Dataset records:
☆ ☆ ☆ ☆

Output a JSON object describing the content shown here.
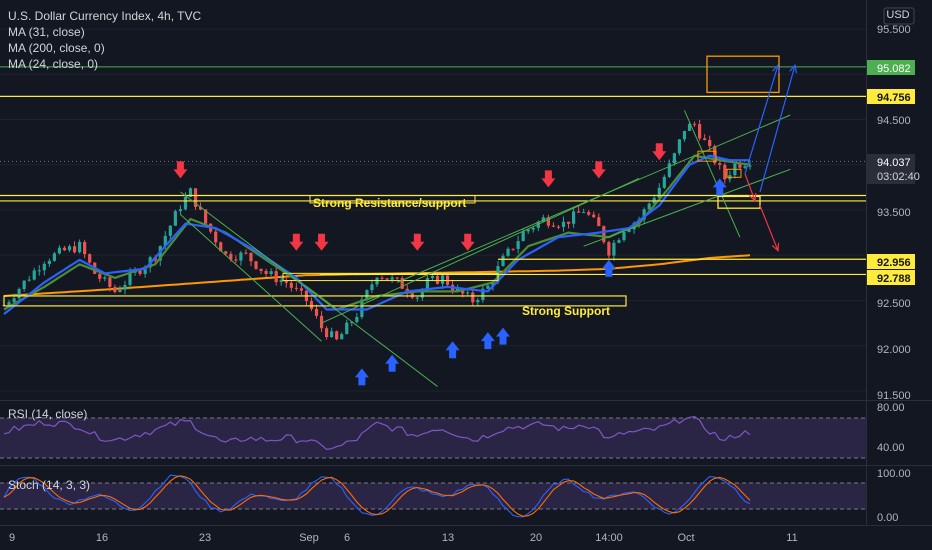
{
  "header": {
    "title": "U.S. Dollar Currency Index, 4h, TVC",
    "indicators": [
      "MA (31, close)",
      "MA (200, close, 0)",
      "MA (24, close, 0)"
    ]
  },
  "currency": "USD",
  "price_axis": {
    "ticks": [
      "95.500",
      "94.500",
      "93.500",
      "92.500",
      "92.000",
      "91.500"
    ],
    "labels": [
      {
        "value": 95.082,
        "text": "95.082",
        "bg": "#4caf50",
        "fg": "#ffffff"
      },
      {
        "value": 94.756,
        "text": "94.756",
        "bg": "#ffeb3b",
        "fg": "#131722"
      },
      {
        "value": 94.037,
        "text": "94.037",
        "sub": "03:02:40",
        "bg": "#2a2e39",
        "fg": "#ffffff"
      },
      {
        "value": 92.956,
        "text": "92.956",
        "bg": "#ffeb3b",
        "fg": "#131722"
      },
      {
        "value": 92.788,
        "text": "92.788",
        "bg": "#ffeb3b",
        "fg": "#131722"
      }
    ]
  },
  "time_axis": [
    "9",
    "16",
    "23",
    "Sep",
    "6",
    "13",
    "20",
    "14:00",
    "Oct",
    "11"
  ],
  "annotations": {
    "resistance": "Strong Resistance/support",
    "support": "Strong Support"
  },
  "rsi": {
    "label": "RSI (14, close)",
    "ticks": [
      "80.00",
      "40.00"
    ]
  },
  "stoch": {
    "label": "Stoch (14, 3, 3)",
    "ticks": [
      "100.00",
      "0.00"
    ]
  },
  "colors": {
    "background": "#131722",
    "up": "#26a69a",
    "down": "#ef5350",
    "ma31": "#2962ff",
    "ma200": "#ff9800",
    "ma24": "#4a8c3a",
    "level": "#ffeb3b",
    "channel": "#4caf50",
    "down_arrow": "#f23645",
    "up_arrow": "#2962ff",
    "rsi": "#7e57c2",
    "stoch_k": "#2962ff",
    "stoch_d": "#ff6d00"
  },
  "chart_data": {
    "type": "candlestick",
    "symbol": "U.S. Dollar Currency Index",
    "timeframe": "4h",
    "ylim": [
      91.4,
      95.6
    ],
    "price_path": [
      [
        0,
        92.45
      ],
      [
        4,
        92.7
      ],
      [
        8,
        92.95
      ],
      [
        12,
        93.05
      ],
      [
        15,
        93.1
      ],
      [
        18,
        92.8
      ],
      [
        22,
        92.6
      ],
      [
        26,
        92.8
      ],
      [
        30,
        93.0
      ],
      [
        35,
        93.55
      ],
      [
        37,
        93.7
      ],
      [
        40,
        93.35
      ],
      [
        44,
        93.0
      ],
      [
        48,
        93.0
      ],
      [
        52,
        92.8
      ],
      [
        56,
        92.7
      ],
      [
        60,
        92.5
      ],
      [
        63,
        92.2
      ],
      [
        66,
        92.05
      ],
      [
        70,
        92.35
      ],
      [
        74,
        92.8
      ],
      [
        78,
        92.7
      ],
      [
        82,
        92.55
      ],
      [
        84,
        92.7
      ],
      [
        87,
        92.75
      ],
      [
        90,
        92.6
      ],
      [
        93,
        92.5
      ],
      [
        96,
        92.65
      ],
      [
        99,
        92.95
      ],
      [
        103,
        93.25
      ],
      [
        107,
        93.4
      ],
      [
        111,
        93.35
      ],
      [
        115,
        93.5
      ],
      [
        118,
        93.3
      ],
      [
        120,
        93.05
      ],
      [
        123,
        93.3
      ],
      [
        126,
        93.4
      ],
      [
        130,
        93.75
      ],
      [
        133,
        94.1
      ],
      [
        135,
        94.4
      ],
      [
        137,
        94.45
      ],
      [
        139,
        94.25
      ],
      [
        141,
        94.05
      ],
      [
        143,
        93.85
      ],
      [
        145,
        94.0
      ],
      [
        148,
        94.05
      ]
    ],
    "ma31_path": [
      [
        0,
        92.35
      ],
      [
        8,
        92.7
      ],
      [
        15,
        92.95
      ],
      [
        20,
        92.8
      ],
      [
        28,
        92.85
      ],
      [
        36,
        93.35
      ],
      [
        42,
        93.3
      ],
      [
        50,
        93.05
      ],
      [
        58,
        92.75
      ],
      [
        64,
        92.4
      ],
      [
        72,
        92.4
      ],
      [
        80,
        92.6
      ],
      [
        88,
        92.65
      ],
      [
        96,
        92.6
      ],
      [
        102,
        92.95
      ],
      [
        110,
        93.2
      ],
      [
        118,
        93.25
      ],
      [
        124,
        93.3
      ],
      [
        130,
        93.55
      ],
      [
        136,
        94.0
      ],
      [
        140,
        94.1
      ],
      [
        144,
        94.05
      ],
      [
        148,
        94.05
      ]
    ],
    "ma24_path": [
      [
        0,
        92.4
      ],
      [
        8,
        92.65
      ],
      [
        15,
        92.9
      ],
      [
        22,
        92.75
      ],
      [
        30,
        92.9
      ],
      [
        37,
        93.4
      ],
      [
        44,
        93.25
      ],
      [
        52,
        92.95
      ],
      [
        60,
        92.65
      ],
      [
        66,
        92.4
      ],
      [
        74,
        92.55
      ],
      [
        82,
        92.6
      ],
      [
        90,
        92.6
      ],
      [
        97,
        92.7
      ],
      [
        104,
        93.1
      ],
      [
        112,
        93.25
      ],
      [
        120,
        93.2
      ],
      [
        126,
        93.35
      ],
      [
        132,
        93.75
      ],
      [
        137,
        94.1
      ],
      [
        142,
        94.05
      ],
      [
        148,
        94.0
      ]
    ],
    "ma200_path": [
      [
        0,
        92.55
      ],
      [
        20,
        92.62
      ],
      [
        40,
        92.7
      ],
      [
        60,
        92.78
      ],
      [
        80,
        92.8
      ],
      [
        100,
        92.82
      ],
      [
        110,
        92.83
      ],
      [
        120,
        92.85
      ],
      [
        130,
        92.9
      ],
      [
        140,
        92.97
      ],
      [
        148,
        93.0
      ]
    ],
    "levels": [
      95.082,
      94.756,
      93.66,
      93.6,
      92.956,
      92.788,
      92.5
    ],
    "resistance_zone": [
      93.6,
      93.66
    ],
    "support_zone": [
      92.45,
      92.55
    ],
    "down_arrow_signals": [
      [
        35,
        93.85
      ],
      [
        58,
        93.05
      ],
      [
        63,
        93.05
      ],
      [
        82,
        93.05
      ],
      [
        92,
        93.05
      ],
      [
        108,
        93.75
      ],
      [
        118,
        93.85
      ],
      [
        130,
        94.05
      ]
    ],
    "up_arrow_signals": [
      [
        71,
        91.75
      ],
      [
        77,
        91.9
      ],
      [
        89,
        92.05
      ],
      [
        96,
        92.15
      ],
      [
        99,
        92.2
      ],
      [
        120,
        92.95
      ],
      [
        142,
        93.85
      ]
    ],
    "rsi_levels": [
      70,
      30
    ],
    "rsi_ylim": [
      10,
      90
    ],
    "stoch_levels": [
      80,
      20
    ],
    "stoch_ylim": [
      -10,
      110
    ]
  }
}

☆ ☆ ☆ ☆

> What is being asked
Without the pictures, restate each entry exactly.

> Response for this exercise
Output a JSON object describing the content shown here.
{
  "header": {
    "title": "U.S. Dollar Currency Index, 4h, TVC",
    "indicators": [
      "MA (31, close)",
      "MA (200, close, 0)",
      "MA (24, close, 0)"
    ]
  },
  "currency": "USD",
  "price_axis": {
    "ticks": [
      "95.500",
      "94.500",
      "93.500",
      "92.500",
      "92.000",
      "91.500"
    ],
    "labels": [
      {
        "value": 95.082,
        "text": "95.082",
        "bg": "#4caf50",
        "fg": "#ffffff"
      },
      {
        "value": 94.756,
        "text": "94.756",
        "bg": "#ffeb3b",
        "fg": "#131722"
      },
      {
        "value": 94.037,
        "text": "94.037",
        "sub": "03:02:40",
        "bg": "#2a2e39",
        "fg": "#ffffff"
      },
      {
        "value": 92.956,
        "text": "92.956",
        "bg": "#ffeb3b",
        "fg": "#131722"
      },
      {
        "value": 92.788,
        "text": "92.788",
        "bg": "#ffeb3b",
        "fg": "#131722"
      }
    ]
  },
  "time_axis": [
    "9",
    "16",
    "23",
    "Sep",
    "6",
    "13",
    "20",
    "14:00",
    "Oct",
    "11"
  ],
  "annotations": {
    "resistance": "Strong Resistance/support",
    "support": "Strong Support"
  },
  "rsi": {
    "label": "RSI (14, close)",
    "ticks": [
      "80.00",
      "40.00"
    ]
  },
  "stoch": {
    "label": "Stoch (14, 3, 3)",
    "ticks": [
      "100.00",
      "0.00"
    ]
  },
  "colors": {
    "background": "#131722",
    "up": "#26a69a",
    "down": "#ef5350",
    "ma31": "#2962ff",
    "ma200": "#ff9800",
    "ma24": "#4a8c3a",
    "level": "#ffeb3b",
    "channel": "#4caf50",
    "down_arrow": "#f23645",
    "up_arrow": "#2962ff",
    "rsi": "#7e57c2",
    "stoch_k": "#2962ff",
    "stoch_d": "#ff6d00"
  },
  "chart_data": {
    "type": "candlestick",
    "symbol": "U.S. Dollar Currency Index",
    "timeframe": "4h",
    "ylim": [
      91.4,
      95.6
    ],
    "price_path": [
      [
        0,
        92.45
      ],
      [
        4,
        92.7
      ],
      [
        8,
        92.95
      ],
      [
        12,
        93.05
      ],
      [
        15,
        93.1
      ],
      [
        18,
        92.8
      ],
      [
        22,
        92.6
      ],
      [
        26,
        92.8
      ],
      [
        30,
        93.0
      ],
      [
        35,
        93.55
      ],
      [
        37,
        93.7
      ],
      [
        40,
        93.35
      ],
      [
        44,
        93.0
      ],
      [
        48,
        93.0
      ],
      [
        52,
        92.8
      ],
      [
        56,
        92.7
      ],
      [
        60,
        92.5
      ],
      [
        63,
        92.2
      ],
      [
        66,
        92.05
      ],
      [
        70,
        92.35
      ],
      [
        74,
        92.8
      ],
      [
        78,
        92.7
      ],
      [
        82,
        92.55
      ],
      [
        84,
        92.7
      ],
      [
        87,
        92.75
      ],
      [
        90,
        92.6
      ],
      [
        93,
        92.5
      ],
      [
        96,
        92.65
      ],
      [
        99,
        92.95
      ],
      [
        103,
        93.25
      ],
      [
        107,
        93.4
      ],
      [
        111,
        93.35
      ],
      [
        115,
        93.5
      ],
      [
        118,
        93.3
      ],
      [
        120,
        93.05
      ],
      [
        123,
        93.3
      ],
      [
        126,
        93.4
      ],
      [
        130,
        93.75
      ],
      [
        133,
        94.1
      ],
      [
        135,
        94.4
      ],
      [
        137,
        94.45
      ],
      [
        139,
        94.25
      ],
      [
        141,
        94.05
      ],
      [
        143,
        93.85
      ],
      [
        145,
        94.0
      ],
      [
        148,
        94.05
      ]
    ],
    "ma31_path": [
      [
        0,
        92.35
      ],
      [
        8,
        92.7
      ],
      [
        15,
        92.95
      ],
      [
        20,
        92.8
      ],
      [
        28,
        92.85
      ],
      [
        36,
        93.35
      ],
      [
        42,
        93.3
      ],
      [
        50,
        93.05
      ],
      [
        58,
        92.75
      ],
      [
        64,
        92.4
      ],
      [
        72,
        92.4
      ],
      [
        80,
        92.6
      ],
      [
        88,
        92.65
      ],
      [
        96,
        92.6
      ],
      [
        102,
        92.95
      ],
      [
        110,
        93.2
      ],
      [
        118,
        93.25
      ],
      [
        124,
        93.3
      ],
      [
        130,
        93.55
      ],
      [
        136,
        94.0
      ],
      [
        140,
        94.1
      ],
      [
        144,
        94.05
      ],
      [
        148,
        94.05
      ]
    ],
    "ma24_path": [
      [
        0,
        92.4
      ],
      [
        8,
        92.65
      ],
      [
        15,
        92.9
      ],
      [
        22,
        92.75
      ],
      [
        30,
        92.9
      ],
      [
        37,
        93.4
      ],
      [
        44,
        93.25
      ],
      [
        52,
        92.95
      ],
      [
        60,
        92.65
      ],
      [
        66,
        92.4
      ],
      [
        74,
        92.55
      ],
      [
        82,
        92.6
      ],
      [
        90,
        92.6
      ],
      [
        97,
        92.7
      ],
      [
        104,
        93.1
      ],
      [
        112,
        93.25
      ],
      [
        120,
        93.2
      ],
      [
        126,
        93.35
      ],
      [
        132,
        93.75
      ],
      [
        137,
        94.1
      ],
      [
        142,
        94.05
      ],
      [
        148,
        94.0
      ]
    ],
    "ma200_path": [
      [
        0,
        92.55
      ],
      [
        20,
        92.62
      ],
      [
        40,
        92.7
      ],
      [
        60,
        92.78
      ],
      [
        80,
        92.8
      ],
      [
        100,
        92.82
      ],
      [
        110,
        92.83
      ],
      [
        120,
        92.85
      ],
      [
        130,
        92.9
      ],
      [
        140,
        92.97
      ],
      [
        148,
        93.0
      ]
    ],
    "levels": [
      95.082,
      94.756,
      93.66,
      93.6,
      92.956,
      92.788,
      92.5
    ],
    "resistance_zone": [
      93.6,
      93.66
    ],
    "support_zone": [
      92.45,
      92.55
    ],
    "down_arrow_signals": [
      [
        35,
        93.85
      ],
      [
        58,
        93.05
      ],
      [
        63,
        93.05
      ],
      [
        82,
        93.05
      ],
      [
        92,
        93.05
      ],
      [
        108,
        93.75
      ],
      [
        118,
        93.85
      ],
      [
        130,
        94.05
      ]
    ],
    "up_arrow_signals": [
      [
        71,
        91.75
      ],
      [
        77,
        91.9
      ],
      [
        89,
        92.05
      ],
      [
        96,
        92.15
      ],
      [
        99,
        92.2
      ],
      [
        120,
        92.95
      ],
      [
        142,
        93.85
      ]
    ],
    "rsi_levels": [
      70,
      30
    ],
    "rsi_ylim": [
      10,
      90
    ],
    "stoch_levels": [
      80,
      20
    ],
    "stoch_ylim": [
      -10,
      110
    ]
  }
}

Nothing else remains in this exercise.